Your objective |
Set out each line from the following listing that includes the word "JSON".

[A run of records]

——————

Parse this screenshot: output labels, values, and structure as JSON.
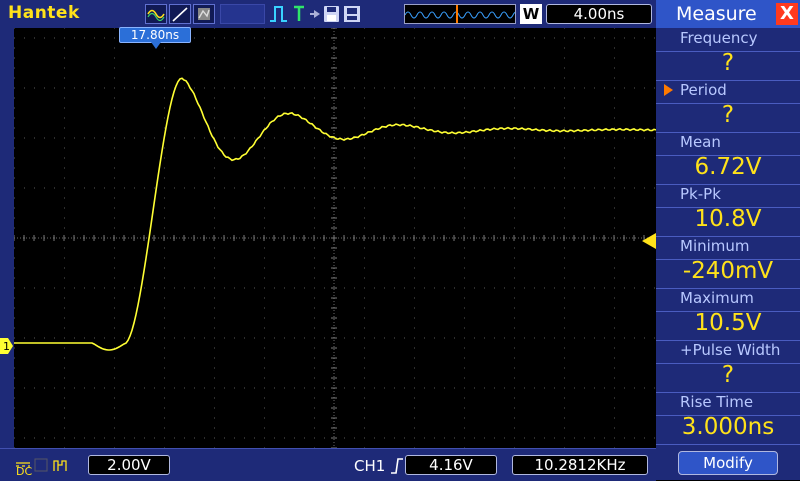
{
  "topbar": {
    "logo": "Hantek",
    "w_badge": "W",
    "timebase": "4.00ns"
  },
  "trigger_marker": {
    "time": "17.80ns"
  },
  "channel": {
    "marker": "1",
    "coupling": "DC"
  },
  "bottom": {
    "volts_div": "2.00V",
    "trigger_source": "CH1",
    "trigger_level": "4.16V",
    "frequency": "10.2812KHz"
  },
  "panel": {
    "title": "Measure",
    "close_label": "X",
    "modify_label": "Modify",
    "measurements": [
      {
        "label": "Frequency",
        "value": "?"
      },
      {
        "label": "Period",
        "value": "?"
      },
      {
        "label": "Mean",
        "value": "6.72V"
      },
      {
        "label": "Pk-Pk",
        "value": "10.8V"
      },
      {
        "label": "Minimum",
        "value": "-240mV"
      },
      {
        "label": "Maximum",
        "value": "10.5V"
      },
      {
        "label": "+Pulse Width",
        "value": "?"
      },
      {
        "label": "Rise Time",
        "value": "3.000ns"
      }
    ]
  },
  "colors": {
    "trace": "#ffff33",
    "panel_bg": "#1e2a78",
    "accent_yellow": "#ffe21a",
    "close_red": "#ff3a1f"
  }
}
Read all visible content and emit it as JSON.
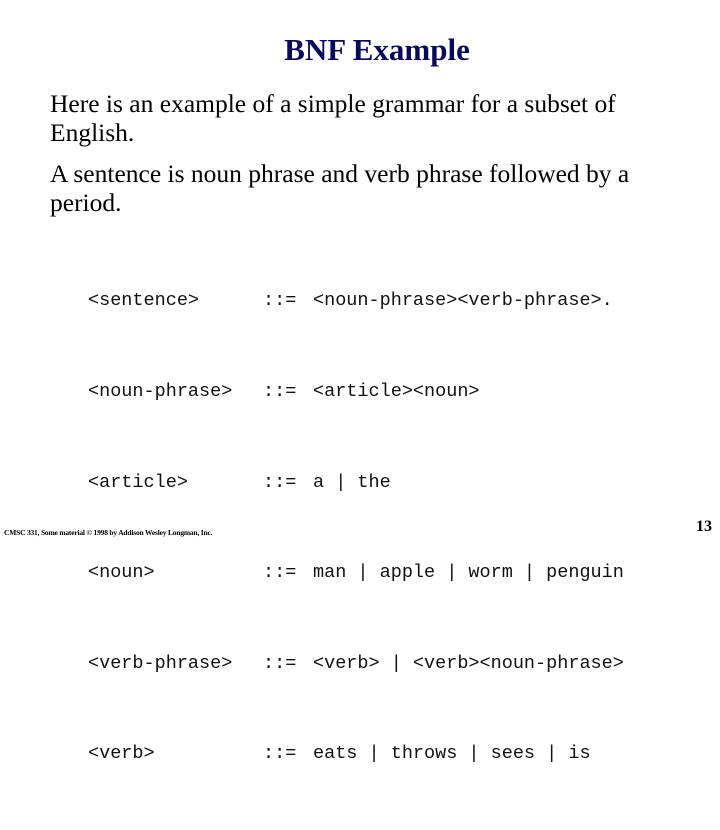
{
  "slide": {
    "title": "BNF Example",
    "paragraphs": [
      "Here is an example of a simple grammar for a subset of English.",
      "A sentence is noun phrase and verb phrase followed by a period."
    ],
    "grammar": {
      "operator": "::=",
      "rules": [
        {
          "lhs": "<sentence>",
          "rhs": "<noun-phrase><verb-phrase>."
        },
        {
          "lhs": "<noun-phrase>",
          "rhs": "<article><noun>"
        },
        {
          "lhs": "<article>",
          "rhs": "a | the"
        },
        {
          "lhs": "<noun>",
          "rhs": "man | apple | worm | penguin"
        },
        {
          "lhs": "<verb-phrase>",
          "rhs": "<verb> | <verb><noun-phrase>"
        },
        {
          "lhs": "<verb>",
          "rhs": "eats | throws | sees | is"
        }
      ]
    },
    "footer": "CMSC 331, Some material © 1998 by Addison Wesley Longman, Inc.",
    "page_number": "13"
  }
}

——————

Task solution |
Parse this screenshot: output labels, values, and structure as JSON.
Read all visible content and emit it as JSON.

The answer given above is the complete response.